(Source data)
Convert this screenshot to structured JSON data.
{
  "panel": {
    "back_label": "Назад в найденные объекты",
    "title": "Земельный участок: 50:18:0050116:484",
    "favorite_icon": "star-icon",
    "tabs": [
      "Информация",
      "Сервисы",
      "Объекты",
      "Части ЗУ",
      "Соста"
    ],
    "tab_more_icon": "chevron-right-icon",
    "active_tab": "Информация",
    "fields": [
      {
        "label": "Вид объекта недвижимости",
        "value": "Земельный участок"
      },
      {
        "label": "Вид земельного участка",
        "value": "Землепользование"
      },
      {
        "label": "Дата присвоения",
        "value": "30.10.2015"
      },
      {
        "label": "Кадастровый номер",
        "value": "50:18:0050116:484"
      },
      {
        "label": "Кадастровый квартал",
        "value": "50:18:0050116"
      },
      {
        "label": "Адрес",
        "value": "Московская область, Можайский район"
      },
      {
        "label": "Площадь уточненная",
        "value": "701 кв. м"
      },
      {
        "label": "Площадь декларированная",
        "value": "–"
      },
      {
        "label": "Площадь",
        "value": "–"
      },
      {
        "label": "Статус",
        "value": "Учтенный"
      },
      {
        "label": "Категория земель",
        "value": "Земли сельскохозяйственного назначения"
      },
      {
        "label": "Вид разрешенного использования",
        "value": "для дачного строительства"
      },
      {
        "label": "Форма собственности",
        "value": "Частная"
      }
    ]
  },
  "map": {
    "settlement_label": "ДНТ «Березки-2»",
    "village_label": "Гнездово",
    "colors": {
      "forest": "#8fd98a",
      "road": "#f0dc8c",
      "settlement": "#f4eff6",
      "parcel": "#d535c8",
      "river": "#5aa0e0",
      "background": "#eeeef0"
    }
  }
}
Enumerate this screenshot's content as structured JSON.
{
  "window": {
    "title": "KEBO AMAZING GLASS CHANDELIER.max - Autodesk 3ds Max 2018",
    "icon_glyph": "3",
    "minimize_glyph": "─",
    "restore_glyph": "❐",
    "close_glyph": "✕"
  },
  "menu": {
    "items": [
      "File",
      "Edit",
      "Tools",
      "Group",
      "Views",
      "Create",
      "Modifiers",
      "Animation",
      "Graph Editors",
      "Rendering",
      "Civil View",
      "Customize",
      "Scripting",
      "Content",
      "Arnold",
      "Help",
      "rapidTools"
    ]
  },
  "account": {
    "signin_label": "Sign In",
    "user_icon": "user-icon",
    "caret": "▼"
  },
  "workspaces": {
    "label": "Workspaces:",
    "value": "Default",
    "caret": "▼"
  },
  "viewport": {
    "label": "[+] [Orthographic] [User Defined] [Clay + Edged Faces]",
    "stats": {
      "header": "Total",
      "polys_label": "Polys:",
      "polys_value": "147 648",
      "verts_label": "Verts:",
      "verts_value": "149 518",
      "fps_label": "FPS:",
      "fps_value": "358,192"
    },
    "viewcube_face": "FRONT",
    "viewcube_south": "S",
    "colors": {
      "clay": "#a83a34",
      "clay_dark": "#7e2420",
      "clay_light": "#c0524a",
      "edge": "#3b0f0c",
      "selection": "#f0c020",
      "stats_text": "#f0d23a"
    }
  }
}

# What is asked
Each record above should be restated word for word.

# Full output
Convert this screenshot to structured JSON data.
{
  "panel": {
    "back_label": "Назад в найденные объекты",
    "title": "Земельный участок: 50:18:0050116:484",
    "favorite_icon": "star-icon",
    "tabs": [
      "Информация",
      "Сервисы",
      "Объекты",
      "Части ЗУ",
      "Соста"
    ],
    "tab_more_icon": "chevron-right-icon",
    "active_tab": "Информация",
    "fields": [
      {
        "label": "Вид объекта недвижимости",
        "value": "Земельный участок"
      },
      {
        "label": "Вид земельного участка",
        "value": "Землепользование"
      },
      {
        "label": "Дата присвоения",
        "value": "30.10.2015"
      },
      {
        "label": "Кадастровый номер",
        "value": "50:18:0050116:484"
      },
      {
        "label": "Кадастровый квартал",
        "value": "50:18:0050116"
      },
      {
        "label": "Адрес",
        "value": "Московская область, Можайский район"
      },
      {
        "label": "Площадь уточненная",
        "value": "701 кв. м"
      },
      {
        "label": "Площадь декларированная",
        "value": "–"
      },
      {
        "label": "Площадь",
        "value": "–"
      },
      {
        "label": "Статус",
        "value": "Учтенный"
      },
      {
        "label": "Категория земель",
        "value": "Земли сельскохозяйственного назначения"
      },
      {
        "label": "Вид разрешенного использования",
        "value": "для дачного строительства"
      },
      {
        "label": "Форма собственности",
        "value": "Частная"
      }
    ]
  },
  "map": {
    "settlement_label": "ДНТ «Березки-2»",
    "village_label": "Гнездово",
    "colors": {
      "forest": "#8fd98a",
      "road": "#f0dc8c",
      "settlement": "#f4eff6",
      "parcel": "#d535c8",
      "river": "#5aa0e0",
      "background": "#eeeef0"
    }
  }
}
Enumerate this screenshot's content as structured JSON.
{
  "window": {
    "title": "KEBO AMAZING GLASS CHANDELIER.max - Autodesk 3ds Max 2018",
    "icon_glyph": "3",
    "minimize_glyph": "─",
    "restore_glyph": "❐",
    "close_glyph": "✕"
  },
  "menu": {
    "items": [
      "File",
      "Edit",
      "Tools",
      "Group",
      "Views",
      "Create",
      "Modifiers",
      "Animation",
      "Graph Editors",
      "Rendering",
      "Civil View",
      "Customize",
      "Scripting",
      "Content",
      "Arnold",
      "Help",
      "rapidTools"
    ]
  },
  "account": {
    "signin_label": "Sign In",
    "user_icon": "user-icon",
    "caret": "▼"
  },
  "workspaces": {
    "label": "Workspaces:",
    "value": "Default",
    "caret": "▼"
  },
  "viewport": {
    "label": "[+] [Orthographic] [User Defined] [Clay + Edged Faces]",
    "stats": {
      "header": "Total",
      "polys_label": "Polys:",
      "polys_value": "147 648",
      "verts_label": "Verts:",
      "verts_value": "149 518",
      "fps_label": "FPS:",
      "fps_value": "358,192"
    },
    "viewcube_face": "FRONT",
    "viewcube_south": "S",
    "colors": {
      "clay": "#a83a34",
      "clay_dark": "#7e2420",
      "clay_light": "#c0524a",
      "edge": "#3b0f0c",
      "selection": "#f0c020",
      "stats_text": "#f0d23a"
    }
  }
}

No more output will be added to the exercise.